--- SUPPLIED DATA ---

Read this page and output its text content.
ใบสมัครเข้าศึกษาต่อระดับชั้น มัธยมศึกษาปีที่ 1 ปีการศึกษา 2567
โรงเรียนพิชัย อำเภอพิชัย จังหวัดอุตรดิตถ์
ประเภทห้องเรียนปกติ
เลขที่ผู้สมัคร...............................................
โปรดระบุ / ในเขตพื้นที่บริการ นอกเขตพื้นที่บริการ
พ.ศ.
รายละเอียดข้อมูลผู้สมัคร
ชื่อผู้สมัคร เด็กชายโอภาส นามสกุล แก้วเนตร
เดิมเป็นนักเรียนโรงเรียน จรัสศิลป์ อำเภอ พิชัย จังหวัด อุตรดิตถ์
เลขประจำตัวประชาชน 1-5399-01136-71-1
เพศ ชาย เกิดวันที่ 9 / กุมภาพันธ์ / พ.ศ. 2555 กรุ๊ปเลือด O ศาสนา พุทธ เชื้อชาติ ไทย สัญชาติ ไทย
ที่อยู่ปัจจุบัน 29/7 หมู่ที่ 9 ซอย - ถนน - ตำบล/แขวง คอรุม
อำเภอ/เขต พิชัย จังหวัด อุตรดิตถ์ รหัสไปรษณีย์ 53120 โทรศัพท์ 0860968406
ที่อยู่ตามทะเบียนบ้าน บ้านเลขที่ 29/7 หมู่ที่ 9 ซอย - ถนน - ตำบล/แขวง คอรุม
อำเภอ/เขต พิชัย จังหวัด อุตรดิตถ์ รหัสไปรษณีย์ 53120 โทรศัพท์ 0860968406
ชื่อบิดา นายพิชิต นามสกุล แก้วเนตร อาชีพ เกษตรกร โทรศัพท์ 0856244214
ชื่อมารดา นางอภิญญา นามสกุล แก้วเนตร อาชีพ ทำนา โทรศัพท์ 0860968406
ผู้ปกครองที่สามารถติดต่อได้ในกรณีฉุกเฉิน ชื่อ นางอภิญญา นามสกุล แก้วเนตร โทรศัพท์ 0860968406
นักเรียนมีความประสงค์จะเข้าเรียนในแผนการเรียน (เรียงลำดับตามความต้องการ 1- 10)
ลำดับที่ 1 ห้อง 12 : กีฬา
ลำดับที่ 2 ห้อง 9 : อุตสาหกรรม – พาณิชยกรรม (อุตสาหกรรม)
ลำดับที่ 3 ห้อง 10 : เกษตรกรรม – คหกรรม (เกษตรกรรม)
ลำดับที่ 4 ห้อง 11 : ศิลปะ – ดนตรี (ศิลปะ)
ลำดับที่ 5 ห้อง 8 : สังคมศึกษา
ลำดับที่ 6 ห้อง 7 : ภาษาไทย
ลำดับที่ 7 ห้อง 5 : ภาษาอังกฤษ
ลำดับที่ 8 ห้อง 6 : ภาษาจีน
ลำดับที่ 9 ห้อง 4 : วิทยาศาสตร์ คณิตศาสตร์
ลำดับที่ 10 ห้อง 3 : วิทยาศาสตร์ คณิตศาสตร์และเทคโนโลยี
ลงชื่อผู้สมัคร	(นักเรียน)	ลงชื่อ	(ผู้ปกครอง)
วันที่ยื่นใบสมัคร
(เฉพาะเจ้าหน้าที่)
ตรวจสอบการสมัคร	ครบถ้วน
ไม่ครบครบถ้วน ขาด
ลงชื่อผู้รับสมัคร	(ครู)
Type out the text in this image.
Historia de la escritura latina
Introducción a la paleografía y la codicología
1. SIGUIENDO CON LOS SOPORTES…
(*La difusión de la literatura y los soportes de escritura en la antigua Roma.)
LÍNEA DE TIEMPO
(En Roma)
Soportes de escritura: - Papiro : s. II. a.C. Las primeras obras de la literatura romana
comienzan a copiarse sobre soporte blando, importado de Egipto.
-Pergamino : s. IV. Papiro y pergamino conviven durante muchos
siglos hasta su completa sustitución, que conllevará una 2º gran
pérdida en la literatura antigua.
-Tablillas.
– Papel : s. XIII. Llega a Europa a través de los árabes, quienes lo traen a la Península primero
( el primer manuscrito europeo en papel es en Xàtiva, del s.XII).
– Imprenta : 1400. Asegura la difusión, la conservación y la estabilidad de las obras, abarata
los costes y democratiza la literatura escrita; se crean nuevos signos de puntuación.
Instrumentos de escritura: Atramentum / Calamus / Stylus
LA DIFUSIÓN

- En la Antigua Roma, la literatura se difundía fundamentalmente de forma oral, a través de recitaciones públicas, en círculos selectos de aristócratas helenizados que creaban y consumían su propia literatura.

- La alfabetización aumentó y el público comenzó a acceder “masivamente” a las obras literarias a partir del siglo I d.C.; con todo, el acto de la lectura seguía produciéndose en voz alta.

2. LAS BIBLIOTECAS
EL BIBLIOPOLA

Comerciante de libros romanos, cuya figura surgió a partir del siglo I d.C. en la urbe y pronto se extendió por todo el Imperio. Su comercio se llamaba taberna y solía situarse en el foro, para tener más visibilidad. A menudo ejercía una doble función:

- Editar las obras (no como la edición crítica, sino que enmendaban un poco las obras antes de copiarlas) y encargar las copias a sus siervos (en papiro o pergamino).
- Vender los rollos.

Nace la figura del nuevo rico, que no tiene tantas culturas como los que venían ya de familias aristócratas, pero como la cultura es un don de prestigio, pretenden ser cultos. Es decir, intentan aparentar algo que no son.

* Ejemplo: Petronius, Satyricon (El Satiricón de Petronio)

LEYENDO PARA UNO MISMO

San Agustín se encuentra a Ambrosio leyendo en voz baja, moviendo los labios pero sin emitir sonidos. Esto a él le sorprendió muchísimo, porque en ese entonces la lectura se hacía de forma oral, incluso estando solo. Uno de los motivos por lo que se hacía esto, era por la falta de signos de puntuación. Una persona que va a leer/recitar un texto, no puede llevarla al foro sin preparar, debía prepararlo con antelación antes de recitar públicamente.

---

> **EXERCISE OBJECTIVE**: Only the number is wanted: how many lines above include the word "escritura"?

> **REPLY TO THE EXERCISE**: 4